┌─ Fragmento de texto

El abogado Massa ni siquiera puede alegar desconocimiento. No es un justificativo para delinquir porque la ley se presume conocida por todos. Sí, por todos, aunque las entrevistas y opiniones de esta semana demostraron que, al menos los comunicadores y sus entrevistados, no conocen, siquiera, la Constitución Nacional.
Pero en el caso de Sergio Tomás, al haber cursado la carrera de derecho, debe recordar que el artículo 173, inciso 7, del Código Penal dice que sufrirá una pena de prisión de un mes a seis años “el que, por disposición de la ley, de la autoridad o por un acto jurídico, tuviera a su cargo el manejo, la administración o el cuidado de bienes o intereses pecuniarios ajenos, y con el fin de procurar para sí o para un tercero un lucro indebido o para causar daño, violando sus deberes perjudicare los intereses confiados u obligare abusivamente al titular de éstos”.
Es más, seguramente sabe que el artículo que le sigue, el 174, en su inciso 5, dice que sufrirá pena de dos a seis años de prisión “el que cometiere fraude en perjuicio de alguna administración pública”.
Repito: lo sabía. Lo recontra sabía. Sabemos que lo sabía. Él sabe que sabíamos que sabía. El resto de los candidatos saben que sabía y, si no lo registran, alguno de sus asesores saben que sabía. Los fiscales federales saben que el ministro sabía. Los organismos de control saben que sabía.
Y nada.

└─
┌─ Extracto de datos

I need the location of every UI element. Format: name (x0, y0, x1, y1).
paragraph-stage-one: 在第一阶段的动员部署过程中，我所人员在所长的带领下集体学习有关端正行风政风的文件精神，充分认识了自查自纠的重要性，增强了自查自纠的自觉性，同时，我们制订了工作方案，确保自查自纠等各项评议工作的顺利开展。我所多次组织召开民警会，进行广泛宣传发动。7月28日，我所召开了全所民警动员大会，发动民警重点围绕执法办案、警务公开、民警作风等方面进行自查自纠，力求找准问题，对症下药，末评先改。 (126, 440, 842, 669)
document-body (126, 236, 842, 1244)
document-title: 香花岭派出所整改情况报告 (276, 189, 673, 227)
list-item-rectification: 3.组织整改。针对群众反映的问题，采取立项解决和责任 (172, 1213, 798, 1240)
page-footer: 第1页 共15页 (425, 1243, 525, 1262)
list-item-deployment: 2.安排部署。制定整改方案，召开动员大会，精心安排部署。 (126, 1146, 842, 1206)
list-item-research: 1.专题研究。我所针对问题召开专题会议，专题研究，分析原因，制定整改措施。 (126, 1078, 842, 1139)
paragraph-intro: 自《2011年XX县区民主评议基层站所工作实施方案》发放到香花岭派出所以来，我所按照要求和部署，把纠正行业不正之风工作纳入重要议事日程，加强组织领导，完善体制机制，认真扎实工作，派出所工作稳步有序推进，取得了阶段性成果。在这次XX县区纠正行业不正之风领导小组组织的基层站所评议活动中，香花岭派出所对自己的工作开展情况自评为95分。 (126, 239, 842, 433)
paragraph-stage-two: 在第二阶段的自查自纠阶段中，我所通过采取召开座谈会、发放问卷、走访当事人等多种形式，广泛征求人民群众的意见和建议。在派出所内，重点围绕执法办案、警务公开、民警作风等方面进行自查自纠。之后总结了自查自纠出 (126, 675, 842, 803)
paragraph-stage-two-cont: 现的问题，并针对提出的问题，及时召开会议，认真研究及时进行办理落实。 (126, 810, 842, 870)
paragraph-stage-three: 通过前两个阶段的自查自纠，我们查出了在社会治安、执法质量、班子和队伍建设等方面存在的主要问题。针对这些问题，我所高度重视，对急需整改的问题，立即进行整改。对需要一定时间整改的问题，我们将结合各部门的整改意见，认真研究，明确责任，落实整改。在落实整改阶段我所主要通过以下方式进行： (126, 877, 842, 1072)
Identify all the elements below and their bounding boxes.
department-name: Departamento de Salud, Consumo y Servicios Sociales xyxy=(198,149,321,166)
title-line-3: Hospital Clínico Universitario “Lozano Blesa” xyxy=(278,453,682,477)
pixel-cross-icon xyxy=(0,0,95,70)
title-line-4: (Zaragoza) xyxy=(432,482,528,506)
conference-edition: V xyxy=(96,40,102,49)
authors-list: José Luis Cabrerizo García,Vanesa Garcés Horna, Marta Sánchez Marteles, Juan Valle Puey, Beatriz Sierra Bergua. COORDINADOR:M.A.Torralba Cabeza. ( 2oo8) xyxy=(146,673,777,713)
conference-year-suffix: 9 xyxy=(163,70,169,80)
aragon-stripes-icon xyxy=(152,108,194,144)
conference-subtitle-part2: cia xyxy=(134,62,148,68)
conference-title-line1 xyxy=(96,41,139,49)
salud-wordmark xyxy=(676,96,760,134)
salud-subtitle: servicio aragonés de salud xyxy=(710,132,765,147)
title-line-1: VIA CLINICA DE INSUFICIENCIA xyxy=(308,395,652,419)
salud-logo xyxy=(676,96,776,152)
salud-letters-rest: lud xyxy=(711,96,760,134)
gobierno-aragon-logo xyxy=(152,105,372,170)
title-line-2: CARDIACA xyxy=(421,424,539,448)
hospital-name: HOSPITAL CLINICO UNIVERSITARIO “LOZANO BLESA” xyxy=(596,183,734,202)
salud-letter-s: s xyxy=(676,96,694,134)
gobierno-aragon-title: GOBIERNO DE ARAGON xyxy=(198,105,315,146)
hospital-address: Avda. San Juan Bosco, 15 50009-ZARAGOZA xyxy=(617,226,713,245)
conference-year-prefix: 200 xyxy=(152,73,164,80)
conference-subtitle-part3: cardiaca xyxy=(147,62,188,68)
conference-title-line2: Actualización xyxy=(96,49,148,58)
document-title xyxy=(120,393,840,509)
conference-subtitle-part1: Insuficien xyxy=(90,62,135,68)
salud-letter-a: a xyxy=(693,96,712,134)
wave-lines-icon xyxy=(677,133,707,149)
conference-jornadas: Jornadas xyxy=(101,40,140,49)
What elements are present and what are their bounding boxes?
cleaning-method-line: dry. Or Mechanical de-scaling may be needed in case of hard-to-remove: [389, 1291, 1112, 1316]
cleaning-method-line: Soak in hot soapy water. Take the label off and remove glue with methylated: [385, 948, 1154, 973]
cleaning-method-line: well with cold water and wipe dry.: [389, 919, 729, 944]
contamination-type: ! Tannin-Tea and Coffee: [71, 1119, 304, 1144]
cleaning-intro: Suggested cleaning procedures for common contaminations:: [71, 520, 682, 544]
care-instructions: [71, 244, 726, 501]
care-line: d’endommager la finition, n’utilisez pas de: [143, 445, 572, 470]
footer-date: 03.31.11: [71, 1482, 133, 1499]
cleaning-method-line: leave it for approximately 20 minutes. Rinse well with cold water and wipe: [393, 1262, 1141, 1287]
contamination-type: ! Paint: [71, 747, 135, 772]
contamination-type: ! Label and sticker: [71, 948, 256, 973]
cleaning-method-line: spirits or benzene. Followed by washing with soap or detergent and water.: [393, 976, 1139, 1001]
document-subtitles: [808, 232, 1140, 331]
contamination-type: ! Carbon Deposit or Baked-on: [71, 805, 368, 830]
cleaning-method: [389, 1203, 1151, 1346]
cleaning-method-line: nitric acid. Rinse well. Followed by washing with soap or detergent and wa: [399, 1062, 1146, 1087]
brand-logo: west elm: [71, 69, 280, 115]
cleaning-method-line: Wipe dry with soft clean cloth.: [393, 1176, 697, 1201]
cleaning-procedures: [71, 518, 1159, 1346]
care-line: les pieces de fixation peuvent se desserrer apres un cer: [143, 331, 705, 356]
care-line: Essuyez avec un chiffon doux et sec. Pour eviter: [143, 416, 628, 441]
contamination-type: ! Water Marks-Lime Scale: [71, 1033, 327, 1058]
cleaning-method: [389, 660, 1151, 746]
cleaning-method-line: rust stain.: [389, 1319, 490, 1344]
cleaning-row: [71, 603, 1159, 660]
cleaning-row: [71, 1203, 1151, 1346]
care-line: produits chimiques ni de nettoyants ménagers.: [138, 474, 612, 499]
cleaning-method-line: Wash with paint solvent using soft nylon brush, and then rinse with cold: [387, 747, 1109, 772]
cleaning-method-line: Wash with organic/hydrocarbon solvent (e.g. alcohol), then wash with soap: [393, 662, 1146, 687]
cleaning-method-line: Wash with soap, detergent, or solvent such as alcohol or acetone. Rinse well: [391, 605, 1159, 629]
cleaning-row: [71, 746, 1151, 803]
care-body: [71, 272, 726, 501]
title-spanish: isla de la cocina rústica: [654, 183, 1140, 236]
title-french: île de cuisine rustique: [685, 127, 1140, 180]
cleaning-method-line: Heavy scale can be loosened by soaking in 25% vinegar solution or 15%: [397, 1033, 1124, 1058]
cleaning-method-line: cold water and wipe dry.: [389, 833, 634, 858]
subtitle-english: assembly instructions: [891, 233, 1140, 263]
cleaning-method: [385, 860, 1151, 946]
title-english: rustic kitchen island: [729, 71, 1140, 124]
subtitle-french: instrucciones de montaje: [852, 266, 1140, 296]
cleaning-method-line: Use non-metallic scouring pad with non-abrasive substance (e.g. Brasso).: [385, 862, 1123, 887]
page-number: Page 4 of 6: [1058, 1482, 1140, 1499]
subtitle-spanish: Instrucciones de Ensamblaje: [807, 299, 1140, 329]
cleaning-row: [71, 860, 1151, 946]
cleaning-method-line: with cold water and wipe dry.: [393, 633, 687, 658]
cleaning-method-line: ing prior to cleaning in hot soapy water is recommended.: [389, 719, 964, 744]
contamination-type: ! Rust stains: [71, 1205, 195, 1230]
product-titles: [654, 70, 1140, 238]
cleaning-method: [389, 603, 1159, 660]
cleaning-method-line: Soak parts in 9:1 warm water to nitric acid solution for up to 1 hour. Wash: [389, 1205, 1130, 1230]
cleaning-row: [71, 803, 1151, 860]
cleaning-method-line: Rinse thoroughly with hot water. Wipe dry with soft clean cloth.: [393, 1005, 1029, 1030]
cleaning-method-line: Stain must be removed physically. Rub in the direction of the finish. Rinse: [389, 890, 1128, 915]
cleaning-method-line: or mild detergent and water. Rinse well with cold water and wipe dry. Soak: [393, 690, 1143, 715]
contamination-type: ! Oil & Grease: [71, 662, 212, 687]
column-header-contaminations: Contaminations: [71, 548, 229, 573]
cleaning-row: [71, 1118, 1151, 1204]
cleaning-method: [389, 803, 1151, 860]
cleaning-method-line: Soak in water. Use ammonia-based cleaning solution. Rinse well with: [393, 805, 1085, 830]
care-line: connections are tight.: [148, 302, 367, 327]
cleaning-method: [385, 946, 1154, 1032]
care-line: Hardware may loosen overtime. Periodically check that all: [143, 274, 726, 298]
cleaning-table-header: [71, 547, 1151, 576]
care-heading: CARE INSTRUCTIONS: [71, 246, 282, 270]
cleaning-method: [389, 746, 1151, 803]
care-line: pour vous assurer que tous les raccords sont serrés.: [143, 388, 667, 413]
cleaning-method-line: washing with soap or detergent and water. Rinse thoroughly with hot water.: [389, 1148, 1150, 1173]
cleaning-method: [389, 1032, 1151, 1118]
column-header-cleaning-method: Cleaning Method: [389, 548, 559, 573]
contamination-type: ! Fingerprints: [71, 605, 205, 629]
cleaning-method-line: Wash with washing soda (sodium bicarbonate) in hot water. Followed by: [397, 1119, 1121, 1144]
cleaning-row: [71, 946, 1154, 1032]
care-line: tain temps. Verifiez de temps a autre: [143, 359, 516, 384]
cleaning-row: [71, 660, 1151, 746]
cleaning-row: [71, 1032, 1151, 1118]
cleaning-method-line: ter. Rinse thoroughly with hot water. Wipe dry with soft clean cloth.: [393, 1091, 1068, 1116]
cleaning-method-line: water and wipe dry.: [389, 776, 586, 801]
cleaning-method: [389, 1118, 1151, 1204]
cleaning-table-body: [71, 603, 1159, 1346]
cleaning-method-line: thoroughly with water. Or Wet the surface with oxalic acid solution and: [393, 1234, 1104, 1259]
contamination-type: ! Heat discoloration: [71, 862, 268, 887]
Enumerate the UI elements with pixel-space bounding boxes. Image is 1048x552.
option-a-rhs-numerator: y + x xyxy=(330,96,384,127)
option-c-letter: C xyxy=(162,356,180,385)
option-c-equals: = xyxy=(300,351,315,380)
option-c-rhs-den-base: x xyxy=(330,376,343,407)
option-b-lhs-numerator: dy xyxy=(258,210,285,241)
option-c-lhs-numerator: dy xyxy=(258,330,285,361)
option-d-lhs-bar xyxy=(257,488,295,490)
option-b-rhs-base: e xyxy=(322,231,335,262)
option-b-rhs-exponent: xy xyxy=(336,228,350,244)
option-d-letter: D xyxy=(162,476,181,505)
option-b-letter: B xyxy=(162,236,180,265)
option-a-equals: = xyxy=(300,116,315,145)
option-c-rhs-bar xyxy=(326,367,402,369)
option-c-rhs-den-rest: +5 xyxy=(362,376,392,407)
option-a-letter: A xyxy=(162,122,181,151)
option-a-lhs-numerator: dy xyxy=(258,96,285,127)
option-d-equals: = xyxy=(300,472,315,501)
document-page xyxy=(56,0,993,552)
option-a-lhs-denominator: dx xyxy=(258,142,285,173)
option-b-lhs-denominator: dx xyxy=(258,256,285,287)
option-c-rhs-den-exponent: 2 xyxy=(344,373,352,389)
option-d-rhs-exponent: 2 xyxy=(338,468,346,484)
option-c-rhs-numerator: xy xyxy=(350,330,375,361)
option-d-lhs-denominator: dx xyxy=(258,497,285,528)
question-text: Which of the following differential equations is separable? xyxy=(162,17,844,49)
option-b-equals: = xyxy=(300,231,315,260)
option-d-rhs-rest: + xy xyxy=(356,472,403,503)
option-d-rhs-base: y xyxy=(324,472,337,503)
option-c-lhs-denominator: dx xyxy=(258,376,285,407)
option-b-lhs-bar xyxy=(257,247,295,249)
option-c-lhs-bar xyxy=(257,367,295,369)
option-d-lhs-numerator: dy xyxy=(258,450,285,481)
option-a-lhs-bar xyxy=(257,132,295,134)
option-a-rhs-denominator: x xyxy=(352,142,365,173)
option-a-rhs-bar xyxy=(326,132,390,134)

└─

**Objetivo del ejercicio**
Retoma el texto sobre Sergio Massa y el Código Penal justo después de su última oración y continúalo con el mismo tono.

**Resultado esperado**
Hacer cumplir la ley no es judicializar la política ni embarrar la cancha. Por una puta vez alguien tiene que pagar por su delirio de ambición. Alguien, alguna vez, en este bendito país, tiene que rendir cuentas por todo el daño causado a tantas personas para satisfacer un interés tan pajero como el ego.
Podemos discutir si Massa sabe o no tiene idea de la fiesta de millones de dólares que se fugan en los negocios clandestinos de una aduana controlada por uno de sus asesores de mayor confianza. Qué se yo, vamos a darle el derecho a que lo cague su mano derecha. Podemos discutir si sabía o no que el Indec hace selección de marcas y barrios a la hora de contabilizar la inflación. Quizá no es muy hijo de puta sino muy boludo, porque no existe una tercera opción.
Pero si vive en la Argentina, es muy difícil que no se entere. ¿Acaso no tiene una PlayStation 5 en su casa? ¿Acaso no usa un iPhone 39 tanto él como sus hijos, esposa, suegros y Mami Mo? ¿Cómo los obtuvo, cómo los ingresó? ¿Por qué él sí y nosotros no? ¿Y los relojes de los aduaneros? ¿La pilcha, la tecnología, sus marcas exclusivas? ¿Por qué ellos sí y nosotros no? ¿Acaso no hay faltante de dólares? ¿Nadie revisó los patrimonios de todos estos tipos para ver si se encuentra todo en orden?
No sé, quizá sea yo quien ve fantasmas. Vieron que cuando los medicamentos escasean, la cabeza falla.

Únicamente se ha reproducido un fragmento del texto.